__YOUR TASK__. Leave out the pictures and restate the rest of the data exactly.

——

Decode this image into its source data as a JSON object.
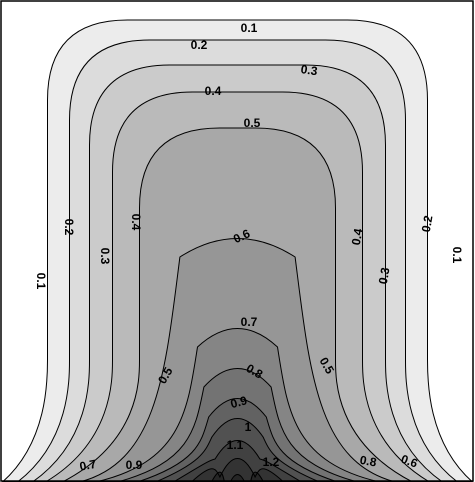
{
  "chart_data": {
    "type": "contour",
    "title": "",
    "xlabel": "",
    "ylabel": "",
    "grid": false,
    "legend": "none",
    "levels": [
      0,
      0.1,
      0.2,
      0.3,
      0.4,
      0.5,
      0.6,
      0.7,
      0.8,
      0.9,
      1.0,
      1.1,
      1.2,
      1.3
    ],
    "fill_colors": [
      "#ffffff",
      "#ececec",
      "#dcdcdc",
      "#cbcbcb",
      "#bababa",
      "#a8a8a8",
      "#969696",
      "#858585",
      "#737373",
      "#626262",
      "#515151",
      "#414141",
      "#333333",
      "#262626"
    ],
    "contour_labels": [
      {
        "text": "0.1",
        "level": 0.1,
        "side": "top-center"
      },
      {
        "text": "0.2",
        "level": 0.2,
        "side": "top-left"
      },
      {
        "text": "0.3",
        "level": 0.3,
        "side": "top-right"
      },
      {
        "text": "0.4",
        "level": 0.4,
        "side": "top-left"
      },
      {
        "text": "0.5",
        "level": 0.5,
        "side": "top-center"
      },
      {
        "text": "0.2",
        "level": 0.2,
        "side": "left"
      },
      {
        "text": "0.4",
        "level": 0.4,
        "side": "left"
      },
      {
        "text": "0.3",
        "level": 0.3,
        "side": "left"
      },
      {
        "text": "0.1",
        "level": 0.1,
        "side": "left"
      },
      {
        "text": "0.4",
        "level": 0.4,
        "side": "right"
      },
      {
        "text": "0.2",
        "level": 0.2,
        "side": "right"
      },
      {
        "text": "0.1",
        "level": 0.1,
        "side": "right"
      },
      {
        "text": "0.3",
        "level": 0.3,
        "side": "right"
      },
      {
        "text": "0.6",
        "level": 0.6,
        "side": "center"
      },
      {
        "text": "0.7",
        "level": 0.7,
        "side": "center"
      },
      {
        "text": "0.5",
        "level": 0.5,
        "side": "bottom-left"
      },
      {
        "text": "0.5",
        "level": 0.5,
        "side": "bottom-right"
      },
      {
        "text": "0.8",
        "level": 0.8,
        "side": "center"
      },
      {
        "text": "0.9",
        "level": 0.9,
        "side": "center"
      },
      {
        "text": "1",
        "level": 1.0,
        "side": "center"
      },
      {
        "text": "1.1",
        "level": 1.1,
        "side": "center"
      },
      {
        "text": "1.2",
        "level": 1.2,
        "side": "center"
      },
      {
        "text": "0.7",
        "level": 0.7,
        "side": "bottom-left"
      },
      {
        "text": "0.9",
        "level": 0.9,
        "side": "bottom-left"
      },
      {
        "text": "0.8",
        "level": 0.8,
        "side": "bottom-right"
      },
      {
        "text": "0.6",
        "level": 0.6,
        "side": "bottom-right"
      }
    ]
  }
}
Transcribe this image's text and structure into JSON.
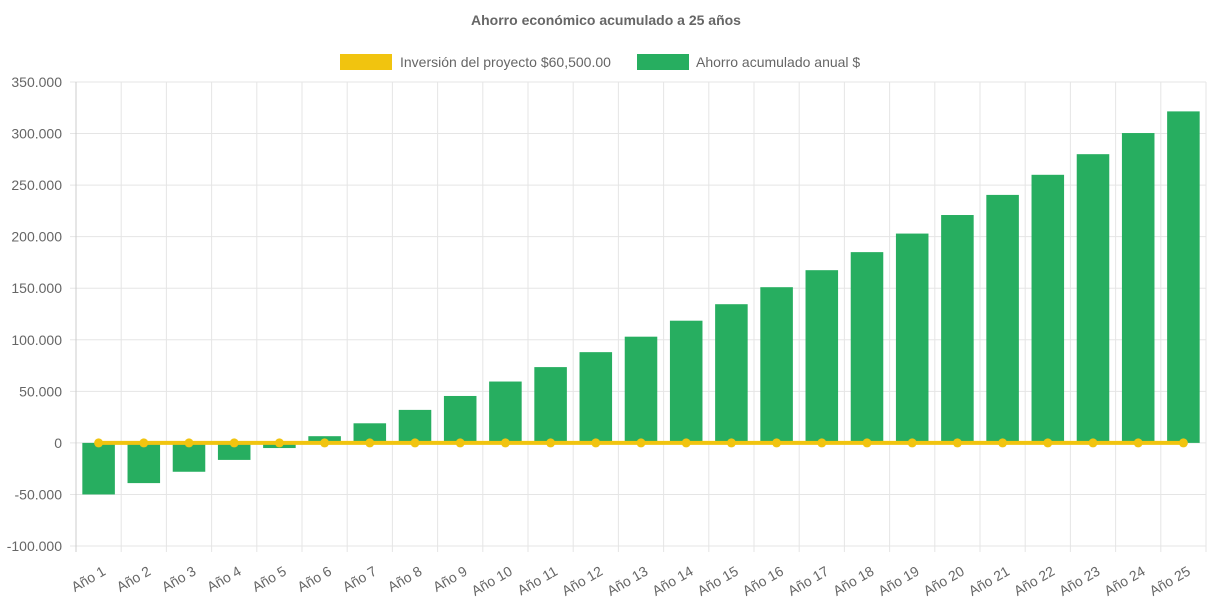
{
  "chart_data": {
    "type": "bar",
    "title": "Ahorro económico acumulado a 25 años",
    "categories": [
      "Año 1",
      "Año 2",
      "Año 3",
      "Año 4",
      "Año 5",
      "Año 6",
      "Año 7",
      "Año 8",
      "Año 9",
      "Año 10",
      "Año 11",
      "Año 12",
      "Año 13",
      "Año 14",
      "Año 15",
      "Año 16",
      "Año 17",
      "Año 18",
      "Año 19",
      "Año 20",
      "Año 21",
      "Año 22",
      "Año 23",
      "Año 24",
      "Año 25"
    ],
    "series": [
      {
        "name": "Inversión del proyecto $60,500.00",
        "kind": "line",
        "color": "#f1c40f",
        "values": [
          0,
          0,
          0,
          0,
          0,
          0,
          0,
          0,
          0,
          0,
          0,
          0,
          0,
          0,
          0,
          0,
          0,
          0,
          0,
          0,
          0,
          0,
          0,
          0,
          0
        ]
      },
      {
        "name": "Ahorro acumulado anual $",
        "kind": "bar",
        "color": "#27ae60",
        "values": [
          -50000,
          -39000,
          -28000,
          -16500,
          -5000,
          6500,
          19000,
          32000,
          45500,
          59500,
          73500,
          88000,
          103000,
          118500,
          134500,
          151000,
          167500,
          185000,
          203000,
          221000,
          240500,
          260000,
          280000,
          300500,
          321500
        ]
      }
    ],
    "yticks": [
      "350.000",
      "300.000",
      "250.000",
      "200.000",
      "150.000",
      "100.000",
      "50.000",
      "0",
      "-50.000",
      "-100.000"
    ],
    "ylim": [
      -100000,
      350000
    ],
    "xlabel": "",
    "ylabel": "",
    "grid": true,
    "legend_position": "top"
  }
}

——

__SOLUTION TO THE PROBLEM__.
Decode this image into its source data as a JSON object.
{
  "chart_data": {
    "type": "contour",
    "title": "",
    "xlabel": "",
    "ylabel": "",
    "grid": false,
    "legend": "none",
    "levels": [
      0,
      0.1,
      0.2,
      0.3,
      0.4,
      0.5,
      0.6,
      0.7,
      0.8,
      0.9,
      1.0,
      1.1,
      1.2,
      1.3
    ],
    "fill_colors": [
      "#ffffff",
      "#ececec",
      "#dcdcdc",
      "#cbcbcb",
      "#bababa",
      "#a8a8a8",
      "#969696",
      "#858585",
      "#737373",
      "#626262",
      "#515151",
      "#414141",
      "#333333",
      "#262626"
    ],
    "contour_labels": [
      {
        "text": "0.1",
        "level": 0.1,
        "side": "top-center"
      },
      {
        "text": "0.2",
        "level": 0.2,
        "side": "top-left"
      },
      {
        "text": "0.3",
        "level": 0.3,
        "side": "top-right"
      },
      {
        "text": "0.4",
        "level": 0.4,
        "side": "top-left"
      },
      {
        "text": "0.5",
        "level": 0.5,
        "side": "top-center"
      },
      {
        "text": "0.2",
        "level": 0.2,
        "side": "left"
      },
      {
        "text": "0.4",
        "level": 0.4,
        "side": "left"
      },
      {
        "text": "0.3",
        "level": 0.3,
        "side": "left"
      },
      {
        "text": "0.1",
        "level": 0.1,
        "side": "left"
      },
      {
        "text": "0.4",
        "level": 0.4,
        "side": "right"
      },
      {
        "text": "0.2",
        "level": 0.2,
        "side": "right"
      },
      {
        "text": "0.1",
        "level": 0.1,
        "side": "right"
      },
      {
        "text": "0.3",
        "level": 0.3,
        "side": "right"
      },
      {
        "text": "0.6",
        "level": 0.6,
        "side": "center"
      },
      {
        "text": "0.7",
        "level": 0.7,
        "side": "center"
      },
      {
        "text": "0.5",
        "level": 0.5,
        "side": "bottom-left"
      },
      {
        "text": "0.5",
        "level": 0.5,
        "side": "bottom-right"
      },
      {
        "text": "0.8",
        "level": 0.8,
        "side": "center"
      },
      {
        "text": "0.9",
        "level": 0.9,
        "side": "center"
      },
      {
        "text": "1",
        "level": 1.0,
        "side": "center"
      },
      {
        "text": "1.1",
        "level": 1.1,
        "side": "center"
      },
      {
        "text": "1.2",
        "level": 1.2,
        "side": "center"
      },
      {
        "text": "0.7",
        "level": 0.7,
        "side": "bottom-left"
      },
      {
        "text": "0.9",
        "level": 0.9,
        "side": "bottom-left"
      },
      {
        "text": "0.8",
        "level": 0.8,
        "side": "bottom-right"
      },
      {
        "text": "0.6",
        "level": 0.6,
        "side": "bottom-right"
      }
    ]
  }
}
Transcribe this image's text and structure into JSON.
{
  "chart_data": {
    "type": "bar",
    "title": "Ahorro económico acumulado a 25 años",
    "categories": [
      "Año 1",
      "Año 2",
      "Año 3",
      "Año 4",
      "Año 5",
      "Año 6",
      "Año 7",
      "Año 8",
      "Año 9",
      "Año 10",
      "Año 11",
      "Año 12",
      "Año 13",
      "Año 14",
      "Año 15",
      "Año 16",
      "Año 17",
      "Año 18",
      "Año 19",
      "Año 20",
      "Año 21",
      "Año 22",
      "Año 23",
      "Año 24",
      "Año 25"
    ],
    "series": [
      {
        "name": "Inversión del proyecto $60,500.00",
        "kind": "line",
        "color": "#f1c40f",
        "values": [
          0,
          0,
          0,
          0,
          0,
          0,
          0,
          0,
          0,
          0,
          0,
          0,
          0,
          0,
          0,
          0,
          0,
          0,
          0,
          0,
          0,
          0,
          0,
          0,
          0
        ]
      },
      {
        "name": "Ahorro acumulado anual $",
        "kind": "bar",
        "color": "#27ae60",
        "values": [
          -50000,
          -39000,
          -28000,
          -16500,
          -5000,
          6500,
          19000,
          32000,
          45500,
          59500,
          73500,
          88000,
          103000,
          118500,
          134500,
          151000,
          167500,
          185000,
          203000,
          221000,
          240500,
          260000,
          280000,
          300500,
          321500
        ]
      }
    ],
    "yticks": [
      "350.000",
      "300.000",
      "250.000",
      "200.000",
      "150.000",
      "100.000",
      "50.000",
      "0",
      "-50.000",
      "-100.000"
    ],
    "ylim": [
      -100000,
      350000
    ],
    "xlabel": "",
    "ylabel": "",
    "grid": true,
    "legend_position": "top"
  }
}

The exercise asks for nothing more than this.